### Written exercise
Please rewrite all the records below, changing every "star-icon" to "rating-star-icon" and leaving everything else as it is.

### Data supplied
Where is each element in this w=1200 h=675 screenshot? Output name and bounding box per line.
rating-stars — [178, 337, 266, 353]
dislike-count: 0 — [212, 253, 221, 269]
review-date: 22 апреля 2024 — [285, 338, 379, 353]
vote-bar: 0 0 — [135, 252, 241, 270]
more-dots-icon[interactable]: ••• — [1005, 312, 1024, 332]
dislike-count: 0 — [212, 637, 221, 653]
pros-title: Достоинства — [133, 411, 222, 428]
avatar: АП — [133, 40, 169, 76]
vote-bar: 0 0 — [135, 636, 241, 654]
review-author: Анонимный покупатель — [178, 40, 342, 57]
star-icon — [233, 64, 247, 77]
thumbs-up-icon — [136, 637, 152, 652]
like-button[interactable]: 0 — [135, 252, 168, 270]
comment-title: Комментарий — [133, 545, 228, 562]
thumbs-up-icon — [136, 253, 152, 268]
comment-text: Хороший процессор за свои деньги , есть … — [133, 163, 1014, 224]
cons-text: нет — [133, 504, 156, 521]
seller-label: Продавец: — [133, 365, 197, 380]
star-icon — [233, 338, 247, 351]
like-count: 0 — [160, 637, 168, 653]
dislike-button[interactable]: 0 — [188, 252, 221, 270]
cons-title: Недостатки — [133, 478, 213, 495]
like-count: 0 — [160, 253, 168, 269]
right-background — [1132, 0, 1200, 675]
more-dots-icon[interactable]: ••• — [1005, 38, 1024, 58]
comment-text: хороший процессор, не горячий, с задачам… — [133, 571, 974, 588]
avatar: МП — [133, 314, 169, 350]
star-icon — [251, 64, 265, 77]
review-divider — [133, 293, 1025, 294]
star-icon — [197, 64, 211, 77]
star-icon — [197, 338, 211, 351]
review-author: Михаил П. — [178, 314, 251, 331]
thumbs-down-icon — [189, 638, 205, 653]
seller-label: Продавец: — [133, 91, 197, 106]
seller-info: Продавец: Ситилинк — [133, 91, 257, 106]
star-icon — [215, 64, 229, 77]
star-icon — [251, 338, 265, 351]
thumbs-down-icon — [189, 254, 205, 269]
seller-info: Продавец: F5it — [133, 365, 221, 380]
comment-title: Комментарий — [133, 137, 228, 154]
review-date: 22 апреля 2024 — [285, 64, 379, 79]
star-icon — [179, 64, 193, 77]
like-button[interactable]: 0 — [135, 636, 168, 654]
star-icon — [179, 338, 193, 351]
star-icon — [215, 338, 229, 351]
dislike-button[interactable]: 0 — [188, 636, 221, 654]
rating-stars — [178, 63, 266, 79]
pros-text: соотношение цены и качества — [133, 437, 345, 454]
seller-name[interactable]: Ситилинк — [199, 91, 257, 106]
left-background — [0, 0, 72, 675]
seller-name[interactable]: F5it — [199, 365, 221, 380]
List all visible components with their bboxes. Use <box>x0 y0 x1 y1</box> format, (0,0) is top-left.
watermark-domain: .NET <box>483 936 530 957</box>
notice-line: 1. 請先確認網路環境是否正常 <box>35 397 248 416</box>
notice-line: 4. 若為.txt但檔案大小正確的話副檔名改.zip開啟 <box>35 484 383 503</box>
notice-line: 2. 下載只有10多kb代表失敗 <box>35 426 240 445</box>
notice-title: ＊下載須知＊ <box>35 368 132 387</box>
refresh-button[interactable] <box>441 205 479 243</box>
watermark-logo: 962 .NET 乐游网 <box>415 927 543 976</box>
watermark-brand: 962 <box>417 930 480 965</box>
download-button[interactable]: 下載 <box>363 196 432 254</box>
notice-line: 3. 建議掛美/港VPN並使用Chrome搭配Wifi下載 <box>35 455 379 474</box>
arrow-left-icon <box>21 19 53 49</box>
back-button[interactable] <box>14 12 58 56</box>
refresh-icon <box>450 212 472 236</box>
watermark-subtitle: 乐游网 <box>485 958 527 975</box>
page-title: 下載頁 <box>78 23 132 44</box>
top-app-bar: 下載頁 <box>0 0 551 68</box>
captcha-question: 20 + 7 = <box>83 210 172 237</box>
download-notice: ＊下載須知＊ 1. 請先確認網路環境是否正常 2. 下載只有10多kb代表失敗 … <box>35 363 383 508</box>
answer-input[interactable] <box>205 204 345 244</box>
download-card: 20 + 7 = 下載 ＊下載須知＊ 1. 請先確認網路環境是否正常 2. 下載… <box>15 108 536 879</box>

### The answer
Where is each element in this w=1200 h=675 screenshot? Output name and bounding box per line.
rating-stars — [178, 337, 266, 353]
dislike-count: 0 — [212, 253, 221, 269]
review-date: 22 апреля 2024 — [285, 338, 379, 353]
vote-bar: 0 0 — [135, 252, 241, 270]
more-dots-icon[interactable]: ••• — [1005, 312, 1024, 332]
dislike-count: 0 — [212, 637, 221, 653]
pros-title: Достоинства — [133, 411, 222, 428]
avatar: АП — [133, 40, 169, 76]
vote-bar: 0 0 — [135, 636, 241, 654]
review-author: Анонимный покупатель — [178, 40, 342, 57]
rating-star-icon — [233, 64, 247, 77]
thumbs-up-icon — [136, 637, 152, 652]
like-button[interactable]: 0 — [135, 252, 168, 270]
comment-title: Комментарий — [133, 545, 228, 562]
thumbs-up-icon — [136, 253, 152, 268]
comment-text: Хороший процессор за свои деньги , есть … — [133, 163, 1014, 224]
cons-text: нет — [133, 504, 156, 521]
seller-label: Продавец: — [133, 365, 197, 380]
rating-star-icon — [233, 338, 247, 351]
like-count: 0 — [160, 637, 168, 653]
dislike-button[interactable]: 0 — [188, 252, 221, 270]
cons-title: Недостатки — [133, 478, 213, 495]
like-count: 0 — [160, 253, 168, 269]
right-background — [1132, 0, 1200, 675]
more-dots-icon[interactable]: ••• — [1005, 38, 1024, 58]
comment-text: хороший процессор, не горячий, с задачам… — [133, 571, 974, 588]
avatar: МП — [133, 314, 169, 350]
rating-star-icon — [251, 64, 265, 77]
review-divider — [133, 293, 1025, 294]
rating-star-icon — [197, 64, 211, 77]
rating-star-icon — [197, 338, 211, 351]
review-author: Михаил П. — [178, 314, 251, 331]
thumbs-down-icon — [189, 638, 205, 653]
seller-label: Продавец: — [133, 91, 197, 106]
seller-info: Продавец: Ситилинк — [133, 91, 257, 106]
rating-star-icon — [215, 64, 229, 77]
rating-star-icon — [251, 338, 265, 351]
thumbs-down-icon — [189, 254, 205, 269]
seller-info: Продавец: F5it — [133, 365, 221, 380]
comment-title: Комментарий — [133, 137, 228, 154]
review-date: 22 апреля 2024 — [285, 64, 379, 79]
rating-star-icon — [179, 64, 193, 77]
like-button[interactable]: 0 — [135, 636, 168, 654]
rating-star-icon — [179, 338, 193, 351]
rating-star-icon — [215, 338, 229, 351]
dislike-button[interactable]: 0 — [188, 636, 221, 654]
rating-stars — [178, 63, 266, 79]
pros-text: соотношение цены и качества — [133, 437, 345, 454]
seller-name[interactable]: Ситилинк — [199, 91, 257, 106]
left-background — [0, 0, 72, 675]
seller-name[interactable]: F5it — [199, 365, 221, 380]
List all visible components with their bboxes. Use <box>x0 y0 x1 y1</box> format, (0,0) is top-left.
watermark-domain: .NET <box>483 936 530 957</box>
notice-line: 1. 請先確認網路環境是否正常 <box>35 397 248 416</box>
notice-line: 4. 若為.txt但檔案大小正確的話副檔名改.zip開啟 <box>35 484 383 503</box>
notice-line: 2. 下載只有10多kb代表失敗 <box>35 426 240 445</box>
notice-title: ＊下載須知＊ <box>35 368 132 387</box>
refresh-button[interactable] <box>441 205 479 243</box>
watermark-logo: 962 .NET 乐游网 <box>415 927 543 976</box>
watermark-brand: 962 <box>417 930 480 965</box>
download-button[interactable]: 下載 <box>363 196 432 254</box>
notice-line: 3. 建議掛美/港VPN並使用Chrome搭配Wifi下載 <box>35 455 379 474</box>
arrow-left-icon <box>21 19 53 49</box>
back-button[interactable] <box>14 12 58 56</box>
refresh-icon <box>450 212 472 236</box>
watermark-subtitle: 乐游网 <box>485 958 527 975</box>
page-title: 下載頁 <box>78 23 132 44</box>
top-app-bar: 下載頁 <box>0 0 551 68</box>
captcha-question: 20 + 7 = <box>83 210 172 237</box>
download-notice: ＊下載須知＊ 1. 請先確認網路環境是否正常 2. 下載只有10多kb代表失敗 … <box>35 363 383 508</box>
answer-input[interactable] <box>205 204 345 244</box>
download-card: 20 + 7 = 下載 ＊下載須知＊ 1. 請先確認網路環境是否正常 2. 下載… <box>15 108 536 879</box>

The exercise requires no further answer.